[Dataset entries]
==========

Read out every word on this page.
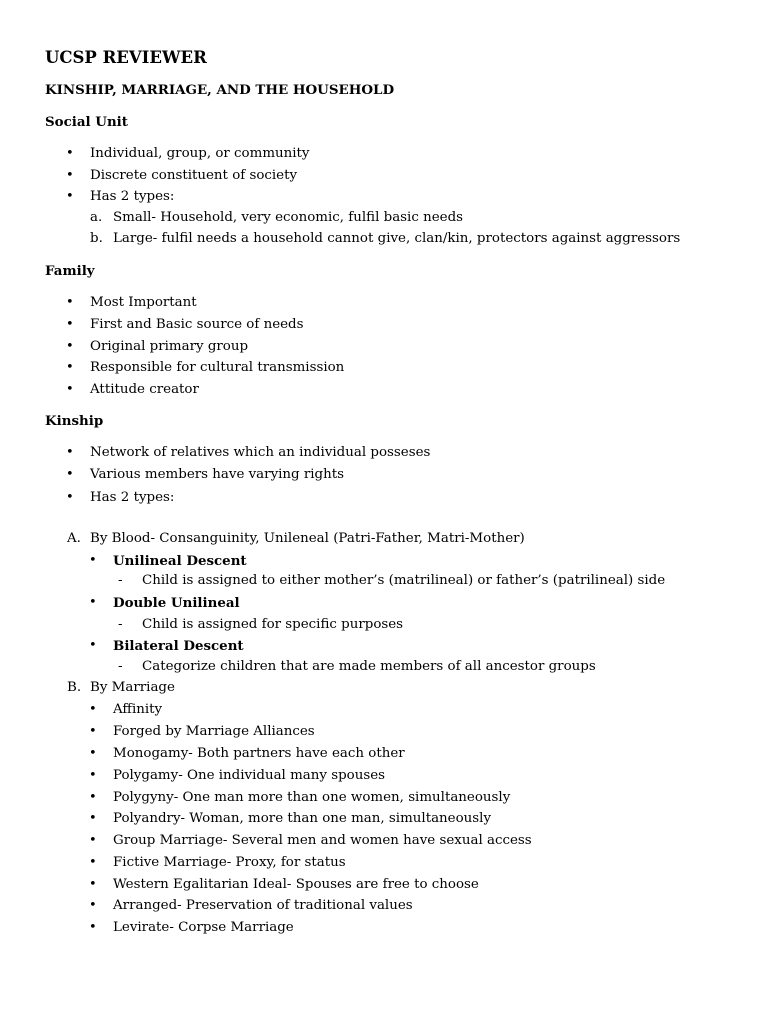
UCSP REVIEWER
KINSHIP, MARRIAGE, AND THE HOUSEHOLD
Social Unit
• Individual, group, or community
• Discrete constituent of society
• Has 2 types:
a. Small- Household, very economic, fulfil basic needs
b. Large- fulfil needs a household cannot give, clan/kin, protectors against aggressors
Family
• Most Important
• First and Basic source of needs
• Original primary group
• Responsible for cultural transmission
• Attitude creator
Kinship
• Network of relatives which an individual posseses
• Various members have varying rights
• Has 2 types:
A. By Blood- Consanguinity, Unileneal (Patri-Father, Matri-Mother)
• Unilineal Descent
- Child is assigned to either mother’s (matrilineal) or father’s (patrilineal) side
• Double Unilineal
- Child is assigned for specific purposes
• Bilateral Descent
- Categorize children that are made members of all ancestor groups
B. By Marriage
• Affinity
• Forged by Marriage Alliances
• Monogamy- Both partners have each other
• Polygamy- One individual many spouses
• Polygyny- One man more than one women, simultaneously
• Polyandry- Woman, more than one man, simultaneously
• Group Marriage- Several men and women have sexual access
• Fictive Marriage- Proxy, for status
• Western Egalitarian Ideal- Spouses are free to choose
• Arranged- Preservation of traditional values
• Levirate- Corpse Marriage
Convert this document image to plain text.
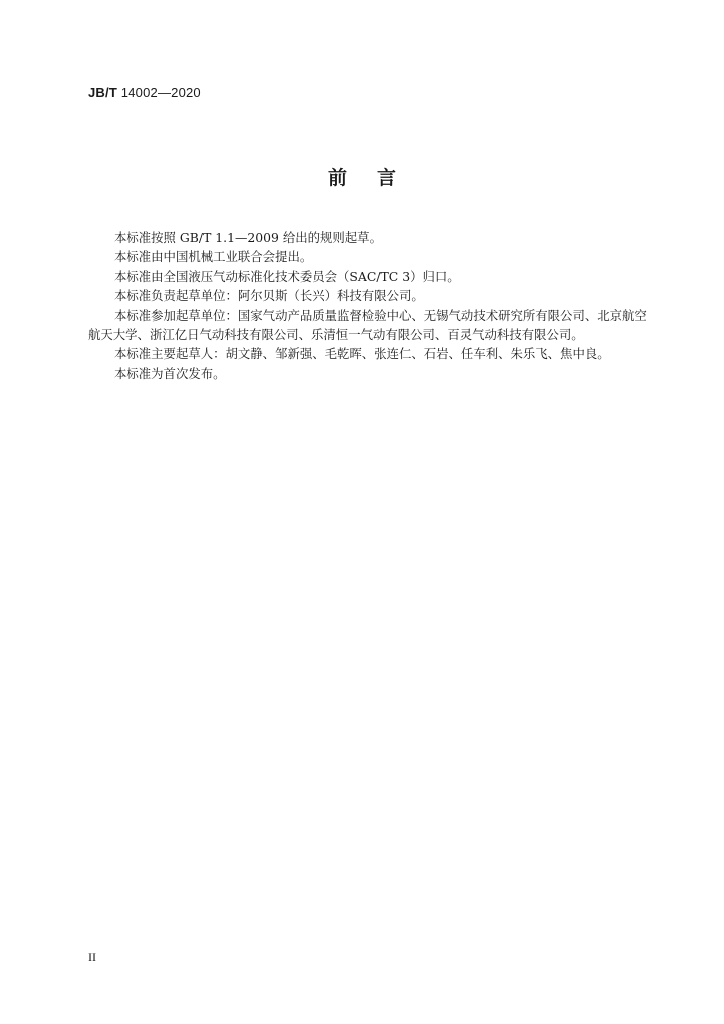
JB/T 14002—2020
前言

本标准按照 GB/T 1.1—2009 给出的规则起草。

本标准由中国机械工业联合会提出。

本标准由全国液压气动标准化技术委员会（SAC/TC 3）归口。

本标准负责起草单位：阿尔贝斯（长兴）科技有限公司。

本标准参加起草单位：国家气动产品质量监督检验中心、无锡气动技术研究所有限公司、北京航空航天大学、浙江亿日气动科技有限公司、乐清恒一气动有限公司、百灵气动科技有限公司。

本标准主要起草人：胡文静、邹新强、毛乾晖、张连仁、石岩、任车利、朱乐飞、焦中良。

本标准为首次发布。

II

==========

- WORK TO DO: Return all of the data exactly as written, and drop the pictures.

- EXERCISE OUTPUT:
Read out every word on this page.
UCSP REVIEWER
KINSHIP, MARRIAGE, AND THE HOUSEHOLD
Social Unit
• Individual, group, or community
• Discrete constituent of society
• Has 2 types:
a. Small- Household, very economic, fulfil basic needs
b. Large- fulfil needs a household cannot give, clan/kin, protectors against aggressors
Family
• Most Important
• First and Basic source of needs
• Original primary group
• Responsible for cultural transmission
• Attitude creator
Kinship
• Network of relatives which an individual posseses
• Various members have varying rights
• Has 2 types:
A. By Blood- Consanguinity, Unileneal (Patri-Father, Matri-Mother)
• Unilineal Descent
- Child is assigned to either mother’s (matrilineal) or father’s (patrilineal) side
• Double Unilineal
- Child is assigned for specific purposes
• Bilateral Descent
- Categorize children that are made members of all ancestor groups
B. By Marriage
• Affinity
• Forged by Marriage Alliances
• Monogamy- Both partners have each other
• Polygamy- One individual many spouses
• Polygyny- One man more than one women, simultaneously
• Polyandry- Woman, more than one man, simultaneously
• Group Marriage- Several men and women have sexual access
• Fictive Marriage- Proxy, for status
• Western Egalitarian Ideal- Spouses are free to choose
• Arranged- Preservation of traditional values
• Levirate- Corpse Marriage
Convert this document image to plain text.
JB/T 14002—2020
前言

本标准按照 GB/T 1.1—2009 给出的规则起草。

本标准由中国机械工业联合会提出。

本标准由全国液压气动标准化技术委员会（SAC/TC 3）归口。

本标准负责起草单位：阿尔贝斯（长兴）科技有限公司。

本标准参加起草单位：国家气动产品质量监督检验中心、无锡气动技术研究所有限公司、北京航空航天大学、浙江亿日气动科技有限公司、乐清恒一气动有限公司、百灵气动科技有限公司。

本标准主要起草人：胡文静、邹新强、毛乾晖、张连仁、石岩、任车利、朱乐飞、焦中良。

本标准为首次发布。

II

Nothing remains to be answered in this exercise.